(Recorded data)
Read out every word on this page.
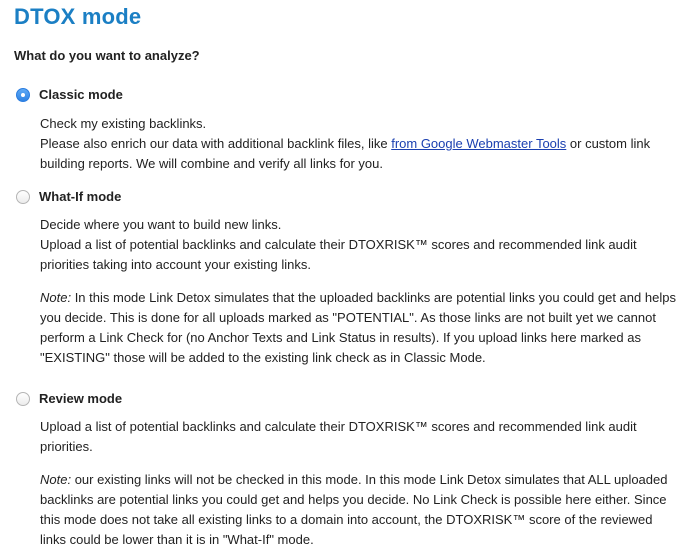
DTOX mode
What do you want to analyze?
Classic mode

Check my existing backlinks.

Please also enrich our data with additional backlink files, like from Google Webmaster Tools or custom link building reports. We will combine and verify all links for you.

What-If mode

Decide where you want to build new links.

Upload a list of potential backlinks and calculate their DTOXRISK™ scores and recommended link audit priorities taking into account your existing links.

Note: In this mode Link Detox simulates that the uploaded backlinks are potential links you could get and helps you decide. This is done for all uploads marked as "POTENTIAL". As those links are not built yet we cannot perform a Link Check for (no Anchor Texts and Link Status in results). If you upload links here marked as "EXISTING" those will be added to the existing link check as in Classic Mode.

Review mode

Upload a list of potential backlinks and calculate their DTOXRISK™ scores and recommended link audit priorities.

Note: our existing links will not be checked in this mode. In this mode Link Detox simulates that ALL uploaded backlinks are potential links you could get and helps you decide. No Link Check is possible here either. Since this mode does not take all existing links to a domain into account, the DTOXRISK™ score of the reviewed links could be lower than it is in "What-If" mode.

- WORK INSTRUCTIONS
Count each line with "Classic" in it and report that figure by itself.

- RESULT OF THE EXERCISE
2